- _Exercise details_:
Repeat the whole listing exactly as written.

- _Entries shown_:
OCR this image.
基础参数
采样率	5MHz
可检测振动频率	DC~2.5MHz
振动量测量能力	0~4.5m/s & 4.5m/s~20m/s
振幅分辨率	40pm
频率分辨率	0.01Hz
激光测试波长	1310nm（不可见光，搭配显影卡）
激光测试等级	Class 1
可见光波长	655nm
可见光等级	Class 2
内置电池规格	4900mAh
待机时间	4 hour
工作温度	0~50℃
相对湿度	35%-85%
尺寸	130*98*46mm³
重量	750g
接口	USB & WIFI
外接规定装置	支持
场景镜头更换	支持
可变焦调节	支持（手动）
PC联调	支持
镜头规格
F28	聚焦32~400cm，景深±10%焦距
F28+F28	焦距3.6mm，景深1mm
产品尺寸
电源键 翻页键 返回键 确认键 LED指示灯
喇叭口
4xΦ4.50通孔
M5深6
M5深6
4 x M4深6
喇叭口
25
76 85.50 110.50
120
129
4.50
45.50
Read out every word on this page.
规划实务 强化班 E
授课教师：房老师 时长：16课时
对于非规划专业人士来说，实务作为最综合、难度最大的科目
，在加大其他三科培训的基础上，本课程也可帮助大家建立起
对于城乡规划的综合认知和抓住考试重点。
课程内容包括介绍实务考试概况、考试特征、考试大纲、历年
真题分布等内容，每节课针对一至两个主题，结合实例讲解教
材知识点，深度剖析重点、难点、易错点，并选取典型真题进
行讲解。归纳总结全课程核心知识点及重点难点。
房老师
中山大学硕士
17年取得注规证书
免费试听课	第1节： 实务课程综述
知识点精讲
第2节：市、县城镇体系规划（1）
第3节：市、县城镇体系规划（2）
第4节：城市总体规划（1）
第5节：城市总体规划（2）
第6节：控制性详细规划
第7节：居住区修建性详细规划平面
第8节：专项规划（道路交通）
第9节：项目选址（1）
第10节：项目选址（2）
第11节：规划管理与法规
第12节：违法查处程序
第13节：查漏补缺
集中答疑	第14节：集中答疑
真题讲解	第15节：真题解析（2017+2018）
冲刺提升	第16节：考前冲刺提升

- _Problem solution_:
OCR this image.
基础参数
采样率	5MHz
可检测振动频率	DC~2.5MHz
振动量测量能力	0~4.5m/s & 4.5m/s~20m/s
振幅分辨率	40pm
频率分辨率	0.01Hz
激光测试波长	1310nm（不可见光，搭配显影卡）
激光测试等级	Class 1
可见光波长	655nm
可见光等级	Class 2
内置电池规格	4900mAh
待机时间	4 hour
工作温度	0~50℃
相对湿度	35%-85%
尺寸	130*98*46mm³
重量	750g
接口	USB & WIFI
外接规定装置	支持
场景镜头更换	支持
可变焦调节	支持（手动）
PC联调	支持
镜头规格
F28	聚焦32~400cm，景深±10%焦距
F28+F28	焦距3.6mm，景深1mm
产品尺寸
电源键 翻页键 返回键 确认键 LED指示灯
喇叭口
4xΦ4.50通孔
M5深6
M5深6
4 x M4深6
喇叭口
25
76 85.50 110.50
120
129
4.50
45.50
Read out every word on this page.
规划实务 强化班 E
授课教师：房老师 时长：16课时
对于非规划专业人士来说，实务作为最综合、难度最大的科目
，在加大其他三科培训的基础上，本课程也可帮助大家建立起
对于城乡规划的综合认知和抓住考试重点。
课程内容包括介绍实务考试概况、考试特征、考试大纲、历年
真题分布等内容，每节课针对一至两个主题，结合实例讲解教
材知识点，深度剖析重点、难点、易错点，并选取典型真题进
行讲解。归纳总结全课程核心知识点及重点难点。
房老师
中山大学硕士
17年取得注规证书
免费试听课	第1节： 实务课程综述
知识点精讲
第2节：市、县城镇体系规划（1）
第3节：市、县城镇体系规划（2）
第4节：城市总体规划（1）
第5节：城市总体规划（2）
第6节：控制性详细规划
第7节：居住区修建性详细规划平面
第8节：专项规划（道路交通）
第9节：项目选址（1）
第10节：项目选址（2）
第11节：规划管理与法规
第12节：违法查处程序
第13节：查漏补缺
集中答疑	第14节：集中答疑
真题讲解	第15节：真题解析（2017+2018）
冲刺提升	第16节：考前冲刺提升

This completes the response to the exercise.